## Begin
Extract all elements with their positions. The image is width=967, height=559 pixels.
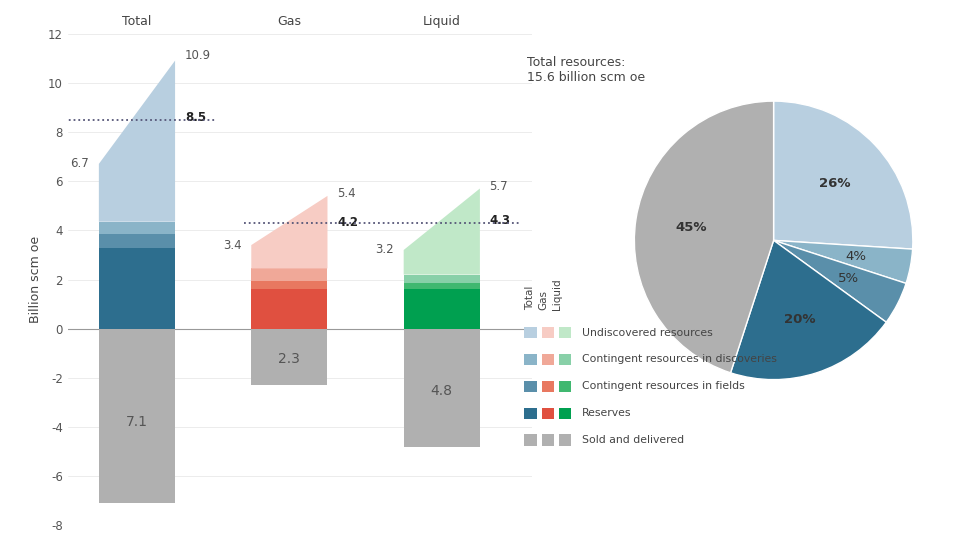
Bar [251,290,328,329]
Text: Contingent resources in fields: Contingent resources in fields [582,381,745,391]
Text: 10.9: 10.9 [185,49,211,62]
Text: Sold and delivered: Sold and delivered [582,435,685,445]
Bar [403,290,480,329]
Y-axis label: Billion scm oe: Billion scm oe [29,236,43,323]
Text: Undiscovered resources: Undiscovered resources [582,328,713,338]
Text: 4.3: 4.3 [489,214,511,227]
Text: 7.1: 7.1 [126,415,148,429]
Text: 5%: 5% [837,272,859,285]
Polygon shape [251,196,328,268]
Wedge shape [634,101,774,373]
Text: Contingent resources in discoveries: Contingent resources in discoveries [582,354,777,364]
Text: Reserves: Reserves [582,408,631,418]
Bar [99,248,175,329]
Text: 8.5: 8.5 [185,111,206,124]
Text: Total: Total [525,286,535,310]
Bar [251,281,328,290]
Text: 4.2: 4.2 [337,216,358,229]
Wedge shape [774,240,913,283]
Bar [99,234,175,248]
Text: 3.4: 3.4 [223,239,242,252]
Bar [403,283,480,290]
Polygon shape [99,60,175,222]
Text: 5.4: 5.4 [337,187,356,200]
Bar [403,329,480,447]
Text: 4%: 4% [845,249,866,263]
Bar [251,329,328,385]
Text: 45%: 45% [675,221,707,234]
Bar [251,268,328,281]
Text: Liquid: Liquid [552,278,562,310]
Text: 26%: 26% [819,177,850,190]
Bar [99,222,175,234]
Text: 4.8: 4.8 [430,385,453,399]
Text: 6.7: 6.7 [71,158,89,170]
Text: Total resources:
15.6 billion scm oe: Total resources: 15.6 billion scm oe [527,56,645,84]
Bar [99,329,175,503]
Text: 3.2: 3.2 [375,244,394,257]
Text: 2.3: 2.3 [278,352,301,367]
Text: 20%: 20% [783,314,815,326]
Text: Gas: Gas [539,290,548,310]
Polygon shape [403,188,480,274]
Wedge shape [731,240,886,380]
Text: 5.7: 5.7 [489,179,509,192]
Wedge shape [774,240,906,322]
Bar [403,274,480,283]
Wedge shape [774,101,913,249]
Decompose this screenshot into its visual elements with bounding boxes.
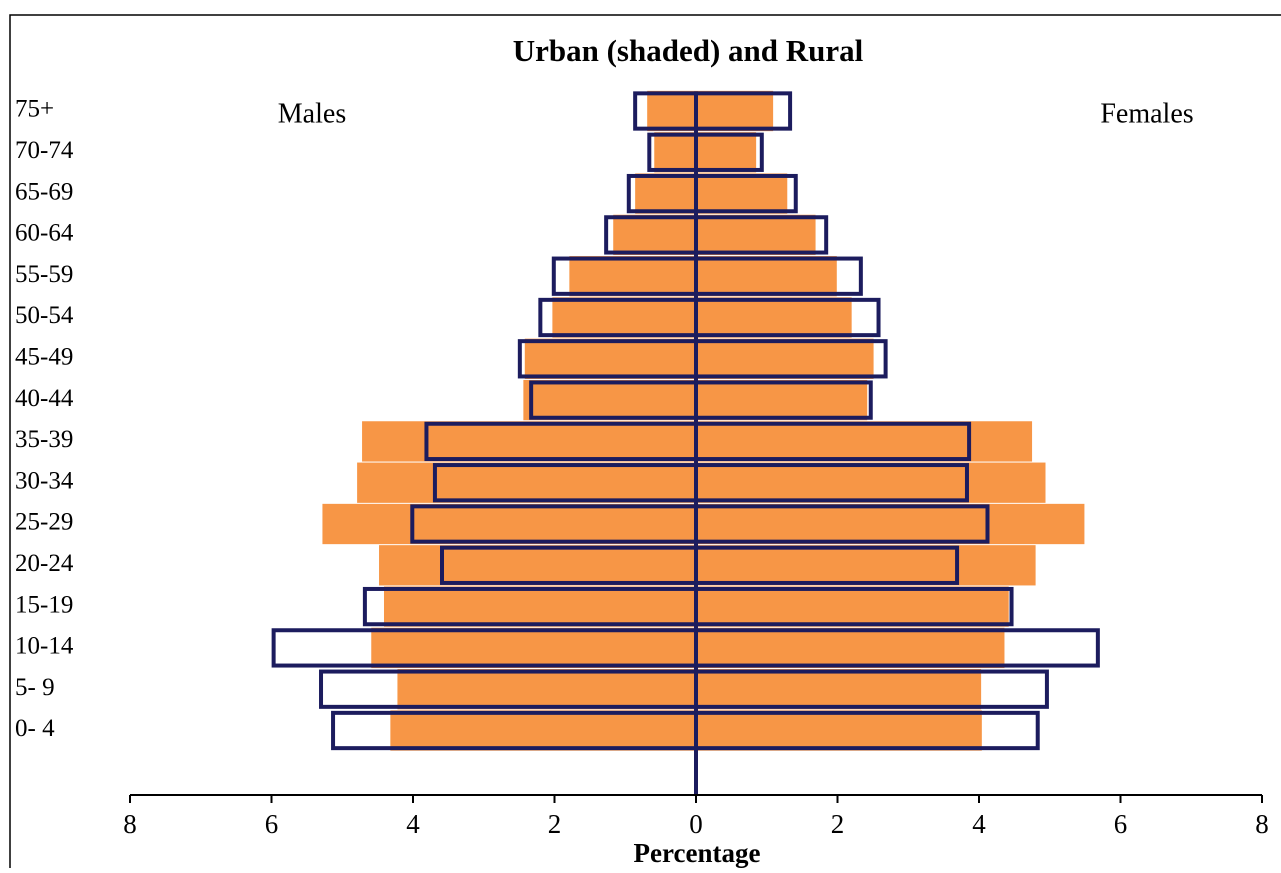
urban-bar — [696, 669, 982, 710]
urban-bar — [696, 379, 868, 421]
y-tick-label: 25-29 — [15, 509, 73, 536]
y-tick-label: 40-44 — [15, 385, 74, 412]
urban-bar — [362, 421, 696, 462]
urban-bar — [613, 214, 696, 256]
urban-bar — [696, 627, 1005, 669]
urban-bar — [322, 503, 696, 545]
urban-bar — [696, 90, 774, 132]
annotation: Females — [1100, 98, 1193, 129]
frame — [9, 14, 1281, 873]
annotation: Males — [278, 98, 346, 129]
urban-bar — [696, 173, 788, 214]
x-tick-label: 8 — [123, 809, 137, 839]
urban-bar — [696, 503, 1085, 545]
urban-bar — [696, 710, 982, 751]
urban-bar — [696, 421, 1033, 462]
y-tick-label: 70-74 — [15, 137, 74, 164]
urban-bar — [696, 256, 837, 297]
y-tick-label: 65-69 — [15, 178, 73, 205]
y-tick-label: 15-19 — [15, 591, 73, 618]
urban-bar — [696, 545, 1036, 586]
urban-bar — [654, 132, 696, 173]
urban-bar — [647, 90, 696, 132]
y-tick-label: 10-14 — [15, 633, 74, 660]
y-tick-label: 0- 4 — [15, 715, 55, 742]
x-tick-label: 4 — [406, 809, 420, 839]
x-tick-label: 4 — [972, 809, 986, 839]
y-tick-label: 75+ — [15, 96, 54, 123]
chart-title: Urban (shaded) and Rural — [513, 33, 864, 68]
urban-bar — [696, 132, 757, 173]
urban-bar — [696, 586, 1009, 627]
urban-bar — [696, 338, 874, 379]
x-tick-label: 8 — [1255, 809, 1269, 839]
urban-bar — [379, 545, 696, 586]
y-tick-label: 35-39 — [15, 426, 73, 453]
x-tick-label: 6 — [1114, 809, 1128, 839]
urban-bar — [523, 379, 696, 421]
urban-bar — [397, 669, 696, 710]
urban-bar — [552, 297, 696, 338]
y-tick-label: 45-49 — [15, 344, 73, 371]
urban-bar — [696, 214, 816, 256]
urban-bar — [357, 462, 696, 503]
y-tick-label: 5- 9 — [15, 674, 55, 701]
urban-bar — [696, 297, 852, 338]
x-tick-label: 2 — [831, 809, 845, 839]
urban-bar — [696, 462, 1046, 503]
urban-bar — [390, 710, 696, 751]
y-tick-label: 20-24 — [15, 550, 74, 577]
urban-bar — [569, 256, 696, 297]
urban-bar — [371, 627, 696, 669]
x-axis-label: Percentage — [634, 838, 761, 868]
y-tick-label: 55-59 — [15, 261, 73, 288]
y-tick-label: 50-54 — [15, 302, 74, 329]
x-tick-label: 0 — [689, 809, 703, 839]
x-tick-label: 6 — [265, 809, 279, 839]
urban-bar — [524, 338, 696, 379]
urban-bar — [383, 586, 696, 627]
x-tick-label: 2 — [548, 809, 562, 839]
y-tick-label: 60-64 — [15, 220, 74, 247]
y-tick-label: 30-34 — [15, 467, 74, 494]
urban-bar — [635, 173, 696, 214]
## End
* WHAT YOU ARE ASKED TO DO *
List each line above that contains the word "with", treating uppercase and lowercase letters as distinct.

* SOLUTION BELOW *
Extract all elements with their positions. The image is width=967, height=559 pixels.
Decompose this screenshot into its visual elements with bounding boxes.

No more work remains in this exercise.